◆ Direction
Transcribe each line of the material as it is, and drop any picture.

◆ Entries supplied
---

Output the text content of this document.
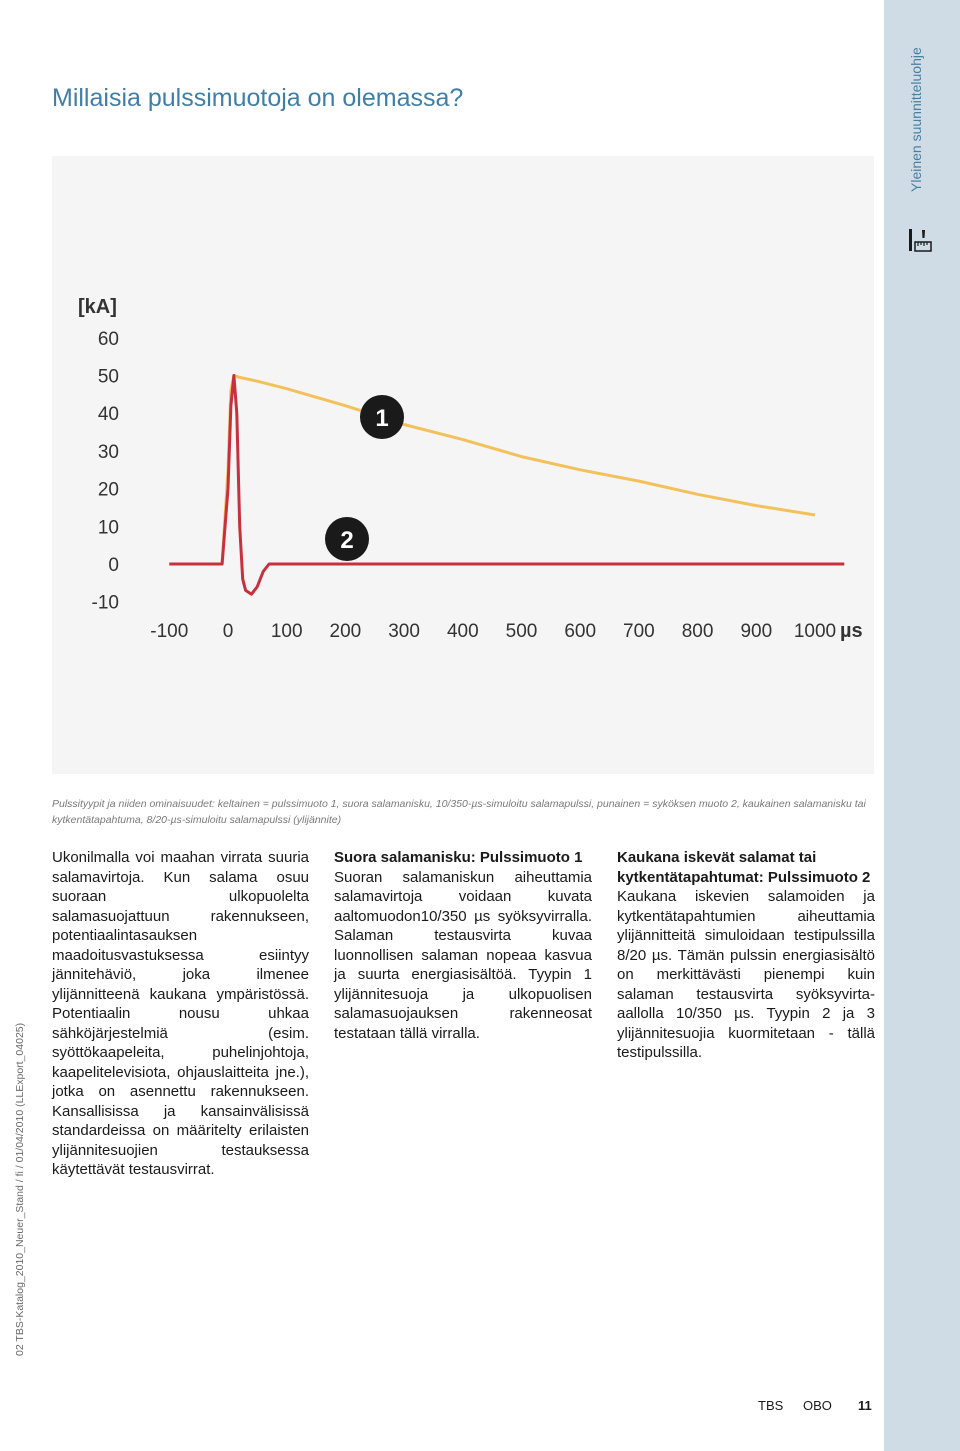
Yleinen suunnitteluohje
02 TBS-Katalog_2010_Neuer_Stand / fi / 01/04/2010 (LLExport_04025)
Millaisia pulssimuotoja on olemassa?
[kA]
µs
60
50
40
30
20
10
0
-10
-100 0 100 200 300 400 500 600 700 800 900 1000
1
2
Pulssityypit ja niiden ominaisuudet: keltainen = pulssimuoto 1, suora salamanisku, 10/350-µs-simuloitu salamapulssi, punainen = syköksen muoto 2, kaukainen salamanisku tai kytkentätapahtuma, 8/20-µs-simuloitu salamapulssi (ylijännite)

Ukonilmalla voi maahan virrata suuria salamavirtoja. Kun salama osuu suoraan ulkopuolelta salamasuojattuun rakennukseen, potentiaalintasauksen maadoitusvastuksessa esiintyy jännitehäviö, joka ilmenee ylijännitteenä kaukana ympäristössä. Potentiaalin nousu uhkaa sähköjärjestelmiä (esim. syöttökaapeleita, puhelinjohtoja, kaapelitelevisiota, ohjauslaitteita jne.), jotka on asennettu rakennukseen. Kansallisissa ja kansainvälisissä standardeissa on määritelty erilaisten ylijännitesuojien testauksessa käytettävät testausvirrat.

Suora salamanisku: Pulssimuoto 1

Suoran salamaniskun aiheuttamia salamavirtoja voidaan kuvata aaltomuodon10/350 µs syöksyvirralla. Salaman testausvirta kuvaa luonnollisen salaman nopeaa kasvua ja suurta energiasisältöä. Tyypin 1 ylijännitesuoja ja ulkopuolisen salamasuojauksen rakenneosat testataan tällä virralla.

Kaukana iskevät salamat tai kytkentätapahtumat: Pulssimuoto 2

Kaukana iskevien salamoiden ja kytkentätapahtumien aiheuttamia ylijännitteitä simuloidaan testipulssilla 8/20 µs. Tämän pulssin energiasisältö on merkittävästi pienempi kuin salaman testausvirta syöksyvirta-aallolla 10/350 µs. Tyypin 2 ja 3 ylijännitesuojia kuormitetaan - tällä testipulssilla.

TBS OBO 11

---

◆ The response
Output the text content of this document.
Yleinen suunnitteluohje
02 TBS-Katalog_2010_Neuer_Stand / fi / 01/04/2010 (LLExport_04025)
Millaisia pulssimuotoja on olemassa?
[kA]
µs
60
50
40
30
20
10
0
-10
-100 0 100 200 300 400 500 600 700 800 900 1000
1
2
Pulssityypit ja niiden ominaisuudet: keltainen = pulssimuoto 1, suora salamanisku, 10/350-µs-simuloitu salamapulssi, punainen = syköksen muoto 2, kaukainen salamanisku tai kytkentätapahtuma, 8/20-µs-simuloitu salamapulssi (ylijännite)

Ukonilmalla voi maahan virrata suuria salamavirtoja. Kun salama osuu suoraan ulkopuolelta salamasuojattuun rakennukseen, potentiaalintasauksen maadoitusvastuksessa esiintyy jännitehäviö, joka ilmenee ylijännitteenä kaukana ympäristössä. Potentiaalin nousu uhkaa sähköjärjestelmiä (esim. syöttökaapeleita, puhelinjohtoja, kaapelitelevisiota, ohjauslaitteita jne.), jotka on asennettu rakennukseen. Kansallisissa ja kansainvälisissä standardeissa on määritelty erilaisten ylijännitesuojien testauksessa käytettävät testausvirrat.

Suora salamanisku: Pulssimuoto 1

Suoran salamaniskun aiheuttamia salamavirtoja voidaan kuvata aaltomuodon10/350 µs syöksyvirralla. Salaman testausvirta kuvaa luonnollisen salaman nopeaa kasvua ja suurta energiasisältöä. Tyypin 1 ylijännitesuoja ja ulkopuolisen salamasuojauksen rakenneosat testataan tällä virralla.

Kaukana iskevät salamat tai kytkentätapahtumat: Pulssimuoto 2

Kaukana iskevien salamoiden ja kytkentätapahtumien aiheuttamia ylijännitteitä simuloidaan testipulssilla 8/20 µs. Tämän pulssin energiasisältö on merkittävästi pienempi kuin salaman testausvirta syöksyvirta-aallolla 10/350 µs. Tyypin 2 ja 3 ylijännitesuojia kuormitetaan - tällä testipulssilla.

TBS OBO 11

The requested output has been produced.